* _Task statement_:
Go through the entries below and write each one out exactly.

* _Raw records_:

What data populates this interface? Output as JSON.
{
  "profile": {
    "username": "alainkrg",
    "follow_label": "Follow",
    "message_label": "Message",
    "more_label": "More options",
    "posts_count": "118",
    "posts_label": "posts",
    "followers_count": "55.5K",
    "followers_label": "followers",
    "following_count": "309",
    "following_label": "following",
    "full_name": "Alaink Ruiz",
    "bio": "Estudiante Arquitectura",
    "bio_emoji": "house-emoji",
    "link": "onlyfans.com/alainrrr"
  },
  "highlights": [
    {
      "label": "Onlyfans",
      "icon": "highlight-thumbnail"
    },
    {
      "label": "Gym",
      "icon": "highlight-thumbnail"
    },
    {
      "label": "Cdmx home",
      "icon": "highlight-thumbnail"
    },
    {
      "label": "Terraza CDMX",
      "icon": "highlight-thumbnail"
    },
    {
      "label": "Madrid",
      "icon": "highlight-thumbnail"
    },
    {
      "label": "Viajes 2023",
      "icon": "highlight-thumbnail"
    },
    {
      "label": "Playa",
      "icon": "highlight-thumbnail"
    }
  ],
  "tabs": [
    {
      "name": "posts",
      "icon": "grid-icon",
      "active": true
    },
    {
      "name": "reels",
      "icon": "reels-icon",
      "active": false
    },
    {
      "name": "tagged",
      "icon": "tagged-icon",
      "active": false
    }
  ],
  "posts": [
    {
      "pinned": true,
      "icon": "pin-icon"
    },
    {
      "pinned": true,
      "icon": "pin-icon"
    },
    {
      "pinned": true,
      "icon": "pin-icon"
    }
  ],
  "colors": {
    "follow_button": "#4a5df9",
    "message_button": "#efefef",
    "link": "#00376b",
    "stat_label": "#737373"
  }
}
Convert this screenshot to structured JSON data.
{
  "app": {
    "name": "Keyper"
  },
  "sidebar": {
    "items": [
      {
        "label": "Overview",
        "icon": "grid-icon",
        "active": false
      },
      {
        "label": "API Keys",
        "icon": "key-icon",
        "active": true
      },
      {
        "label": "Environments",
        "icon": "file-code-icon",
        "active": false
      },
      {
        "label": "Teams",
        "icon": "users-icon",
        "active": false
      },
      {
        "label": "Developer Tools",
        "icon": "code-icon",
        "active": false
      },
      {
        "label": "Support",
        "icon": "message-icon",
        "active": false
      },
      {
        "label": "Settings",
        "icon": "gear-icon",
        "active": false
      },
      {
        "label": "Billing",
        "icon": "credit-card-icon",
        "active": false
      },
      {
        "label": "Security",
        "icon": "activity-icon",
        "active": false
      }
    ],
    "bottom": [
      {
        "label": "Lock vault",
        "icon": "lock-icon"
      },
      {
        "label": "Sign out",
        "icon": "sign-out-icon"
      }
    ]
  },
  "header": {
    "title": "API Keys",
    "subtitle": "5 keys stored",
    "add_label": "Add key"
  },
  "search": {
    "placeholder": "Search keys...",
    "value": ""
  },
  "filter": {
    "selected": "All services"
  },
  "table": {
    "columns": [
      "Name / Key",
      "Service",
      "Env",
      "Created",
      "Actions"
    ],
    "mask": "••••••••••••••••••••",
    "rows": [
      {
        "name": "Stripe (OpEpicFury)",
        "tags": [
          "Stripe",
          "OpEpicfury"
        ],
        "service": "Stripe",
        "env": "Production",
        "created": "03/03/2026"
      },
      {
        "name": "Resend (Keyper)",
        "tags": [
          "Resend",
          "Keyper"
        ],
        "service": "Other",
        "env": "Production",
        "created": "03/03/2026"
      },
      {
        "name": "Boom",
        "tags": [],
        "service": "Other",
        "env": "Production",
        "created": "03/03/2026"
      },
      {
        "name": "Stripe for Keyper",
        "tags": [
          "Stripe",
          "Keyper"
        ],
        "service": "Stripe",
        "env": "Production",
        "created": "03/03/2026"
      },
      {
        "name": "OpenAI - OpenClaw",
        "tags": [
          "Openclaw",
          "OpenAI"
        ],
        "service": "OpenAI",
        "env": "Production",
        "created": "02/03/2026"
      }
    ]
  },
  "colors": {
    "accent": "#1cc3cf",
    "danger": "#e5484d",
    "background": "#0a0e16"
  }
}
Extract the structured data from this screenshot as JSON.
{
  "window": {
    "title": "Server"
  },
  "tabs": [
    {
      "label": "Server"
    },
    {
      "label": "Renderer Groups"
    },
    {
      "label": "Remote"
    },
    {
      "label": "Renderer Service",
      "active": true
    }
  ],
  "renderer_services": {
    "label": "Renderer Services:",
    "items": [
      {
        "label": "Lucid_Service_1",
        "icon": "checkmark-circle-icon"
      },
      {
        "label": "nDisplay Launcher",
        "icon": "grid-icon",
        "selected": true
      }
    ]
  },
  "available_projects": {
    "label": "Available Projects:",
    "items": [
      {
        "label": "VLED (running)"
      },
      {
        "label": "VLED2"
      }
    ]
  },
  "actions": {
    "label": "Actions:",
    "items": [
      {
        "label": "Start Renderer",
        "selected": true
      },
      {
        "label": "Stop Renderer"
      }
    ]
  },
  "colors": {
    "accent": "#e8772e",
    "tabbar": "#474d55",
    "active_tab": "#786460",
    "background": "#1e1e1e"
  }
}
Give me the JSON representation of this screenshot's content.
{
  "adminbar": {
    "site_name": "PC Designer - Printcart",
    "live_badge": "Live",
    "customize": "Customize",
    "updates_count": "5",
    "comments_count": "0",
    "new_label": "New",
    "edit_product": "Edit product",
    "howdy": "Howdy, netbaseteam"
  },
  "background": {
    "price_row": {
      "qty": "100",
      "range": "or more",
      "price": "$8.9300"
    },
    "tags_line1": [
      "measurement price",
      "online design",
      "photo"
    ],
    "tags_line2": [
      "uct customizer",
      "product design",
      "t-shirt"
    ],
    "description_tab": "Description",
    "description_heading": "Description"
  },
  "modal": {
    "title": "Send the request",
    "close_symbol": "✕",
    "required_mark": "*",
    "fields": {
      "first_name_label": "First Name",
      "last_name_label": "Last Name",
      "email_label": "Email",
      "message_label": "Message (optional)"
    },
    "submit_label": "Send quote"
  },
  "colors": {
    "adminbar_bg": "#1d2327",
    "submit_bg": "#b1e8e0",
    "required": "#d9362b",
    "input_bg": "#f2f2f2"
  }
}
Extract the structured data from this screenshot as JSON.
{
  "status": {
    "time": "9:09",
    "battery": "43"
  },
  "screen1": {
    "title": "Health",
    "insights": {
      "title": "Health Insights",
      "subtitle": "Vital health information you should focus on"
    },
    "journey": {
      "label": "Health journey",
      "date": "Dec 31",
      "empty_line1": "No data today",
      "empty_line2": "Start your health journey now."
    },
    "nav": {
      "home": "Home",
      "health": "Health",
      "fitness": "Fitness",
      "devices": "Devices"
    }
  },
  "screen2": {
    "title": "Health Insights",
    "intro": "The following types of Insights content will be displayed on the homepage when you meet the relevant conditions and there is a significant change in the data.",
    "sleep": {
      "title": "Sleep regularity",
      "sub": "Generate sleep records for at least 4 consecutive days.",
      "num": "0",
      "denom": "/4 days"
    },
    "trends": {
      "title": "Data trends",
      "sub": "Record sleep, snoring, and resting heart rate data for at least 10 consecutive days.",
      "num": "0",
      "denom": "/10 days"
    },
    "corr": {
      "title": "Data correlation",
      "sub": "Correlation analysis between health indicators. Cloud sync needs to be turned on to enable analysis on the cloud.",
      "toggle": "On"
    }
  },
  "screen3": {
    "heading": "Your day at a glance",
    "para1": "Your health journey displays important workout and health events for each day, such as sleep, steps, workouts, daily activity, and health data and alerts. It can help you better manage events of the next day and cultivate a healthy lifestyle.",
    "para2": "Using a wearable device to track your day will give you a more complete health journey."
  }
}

* _Solution_:
What data populates this interface? Output as JSON.
{
  "profile": {
    "username": "alainkrg",
    "follow_label": "Follow",
    "message_label": "Message",
    "more_label": "More options",
    "posts_count": "118",
    "posts_label": "posts",
    "followers_count": "55.5K",
    "followers_label": "followers",
    "following_count": "309",
    "following_label": "following",
    "full_name": "Alaink Ruiz",
    "bio": "Estudiante Arquitectura",
    "bio_emoji": "house-emoji",
    "link": "onlyfans.com/alainrrr"
  },
  "highlights": [
    {
      "label": "Onlyfans",
      "icon": "highlight-thumbnail"
    },
    {
      "label": "Gym",
      "icon": "highlight-thumbnail"
    },
    {
      "label": "Cdmx home",
      "icon": "highlight-thumbnail"
    },
    {
      "label": "Terraza CDMX",
      "icon": "highlight-thumbnail"
    },
    {
      "label": "Madrid",
      "icon": "highlight-thumbnail"
    },
    {
      "label": "Viajes 2023",
      "icon": "highlight-thumbnail"
    },
    {
      "label": "Playa",
      "icon": "highlight-thumbnail"
    }
  ],
  "tabs": [
    {
      "name": "posts",
      "icon": "grid-icon",
      "active": true
    },
    {
      "name": "reels",
      "icon": "reels-icon",
      "active": false
    },
    {
      "name": "tagged",
      "icon": "tagged-icon",
      "active": false
    }
  ],
  "posts": [
    {
      "pinned": true,
      "icon": "pin-icon"
    },
    {
      "pinned": true,
      "icon": "pin-icon"
    },
    {
      "pinned": true,
      "icon": "pin-icon"
    }
  ],
  "colors": {
    "follow_button": "#4a5df9",
    "message_button": "#efefef",
    "link": "#00376b",
    "stat_label": "#737373"
  }
}
Convert this screenshot to structured JSON data.
{
  "app": {
    "name": "Keyper"
  },
  "sidebar": {
    "items": [
      {
        "label": "Overview",
        "icon": "grid-icon",
        "active": false
      },
      {
        "label": "API Keys",
        "icon": "key-icon",
        "active": true
      },
      {
        "label": "Environments",
        "icon": "file-code-icon",
        "active": false
      },
      {
        "label": "Teams",
        "icon": "users-icon",
        "active": false
      },
      {
        "label": "Developer Tools",
        "icon": "code-icon",
        "active": false
      },
      {
        "label": "Support",
        "icon": "message-icon",
        "active": false
      },
      {
        "label": "Settings",
        "icon": "gear-icon",
        "active": false
      },
      {
        "label": "Billing",
        "icon": "credit-card-icon",
        "active": false
      },
      {
        "label": "Security",
        "icon": "activity-icon",
        "active": false
      }
    ],
    "bottom": [
      {
        "label": "Lock vault",
        "icon": "lock-icon"
      },
      {
        "label": "Sign out",
        "icon": "sign-out-icon"
      }
    ]
  },
  "header": {
    "title": "API Keys",
    "subtitle": "5 keys stored",
    "add_label": "Add key"
  },
  "search": {
    "placeholder": "Search keys...",
    "value": ""
  },
  "filter": {
    "selected": "All services"
  },
  "table": {
    "columns": [
      "Name / Key",
      "Service",
      "Env",
      "Created",
      "Actions"
    ],
    "mask": "••••••••••••••••••••",
    "rows": [
      {
        "name": "Stripe (OpEpicFury)",
        "tags": [
          "Stripe",
          "OpEpicfury"
        ],
        "service": "Stripe",
        "env": "Production",
        "created": "03/03/2026"
      },
      {
        "name": "Resend (Keyper)",
        "tags": [
          "Resend",
          "Keyper"
        ],
        "service": "Other",
        "env": "Production",
        "created": "03/03/2026"
      },
      {
        "name": "Boom",
        "tags": [],
        "service": "Other",
        "env": "Production",
        "created": "03/03/2026"
      },
      {
        "name": "Stripe for Keyper",
        "tags": [
          "Stripe",
          "Keyper"
        ],
        "service": "Stripe",
        "env": "Production",
        "created": "03/03/2026"
      },
      {
        "name": "OpenAI - OpenClaw",
        "tags": [
          "Openclaw",
          "OpenAI"
        ],
        "service": "OpenAI",
        "env": "Production",
        "created": "02/03/2026"
      }
    ]
  },
  "colors": {
    "accent": "#1cc3cf",
    "danger": "#e5484d",
    "background": "#0a0e16"
  }
}
Extract the structured data from this screenshot as JSON.
{
  "window": {
    "title": "Server"
  },
  "tabs": [
    {
      "label": "Server"
    },
    {
      "label": "Renderer Groups"
    },
    {
      "label": "Remote"
    },
    {
      "label": "Renderer Service",
      "active": true
    }
  ],
  "renderer_services": {
    "label": "Renderer Services:",
    "items": [
      {
        "label": "Lucid_Service_1",
        "icon": "checkmark-circle-icon"
      },
      {
        "label": "nDisplay Launcher",
        "icon": "grid-icon",
        "selected": true
      }
    ]
  },
  "available_projects": {
    "label": "Available Projects:",
    "items": [
      {
        "label": "VLED (running)"
      },
      {
        "label": "VLED2"
      }
    ]
  },
  "actions": {
    "label": "Actions:",
    "items": [
      {
        "label": "Start Renderer",
        "selected": true
      },
      {
        "label": "Stop Renderer"
      }
    ]
  },
  "colors": {
    "accent": "#e8772e",
    "tabbar": "#474d55",
    "active_tab": "#786460",
    "background": "#1e1e1e"
  }
}
Give me the JSON representation of this screenshot's content.
{
  "adminbar": {
    "site_name": "PC Designer - Printcart",
    "live_badge": "Live",
    "customize": "Customize",
    "updates_count": "5",
    "comments_count": "0",
    "new_label": "New",
    "edit_product": "Edit product",
    "howdy": "Howdy, netbaseteam"
  },
  "background": {
    "price_row": {
      "qty": "100",
      "range": "or more",
      "price": "$8.9300"
    },
    "tags_line1": [
      "measurement price",
      "online design",
      "photo"
    ],
    "tags_line2": [
      "uct customizer",
      "product design",
      "t-shirt"
    ],
    "description_tab": "Description",
    "description_heading": "Description"
  },
  "modal": {
    "title": "Send the request",
    "close_symbol": "✕",
    "required_mark": "*",
    "fields": {
      "first_name_label": "First Name",
      "last_name_label": "Last Name",
      "email_label": "Email",
      "message_label": "Message (optional)"
    },
    "submit_label": "Send quote"
  },
  "colors": {
    "adminbar_bg": "#1d2327",
    "submit_bg": "#b1e8e0",
    "required": "#d9362b",
    "input_bg": "#f2f2f2"
  }
}
Extract the structured data from this screenshot as JSON.
{
  "status": {
    "time": "9:09",
    "battery": "43"
  },
  "screen1": {
    "title": "Health",
    "insights": {
      "title": "Health Insights",
      "subtitle": "Vital health information you should focus on"
    },
    "journey": {
      "label": "Health journey",
      "date": "Dec 31",
      "empty_line1": "No data today",
      "empty_line2": "Start your health journey now."
    },
    "nav": {
      "home": "Home",
      "health": "Health",
      "fitness": "Fitness",
      "devices": "Devices"
    }
  },
  "screen2": {
    "title": "Health Insights",
    "intro": "The following types of Insights content will be displayed on the homepage when you meet the relevant conditions and there is a significant change in the data.",
    "sleep": {
      "title": "Sleep regularity",
      "sub": "Generate sleep records for at least 4 consecutive days.",
      "num": "0",
      "denom": "/4 days"
    },
    "trends": {
      "title": "Data trends",
      "sub": "Record sleep, snoring, and resting heart rate data for at least 10 consecutive days.",
      "num": "0",
      "denom": "/10 days"
    },
    "corr": {
      "title": "Data correlation",
      "sub": "Correlation analysis between health indicators. Cloud sync needs to be turned on to enable analysis on the cloud.",
      "toggle": "On"
    }
  },
  "screen3": {
    "heading": "Your day at a glance",
    "para1": "Your health journey displays important workout and health events for each day, such as sleep, steps, workouts, daily activity, and health data and alerts. It can help you better manage events of the next day and cultivate a healthy lifestyle.",
    "para2": "Using a wearable device to track your day will give you a more complete health journey."
  }
}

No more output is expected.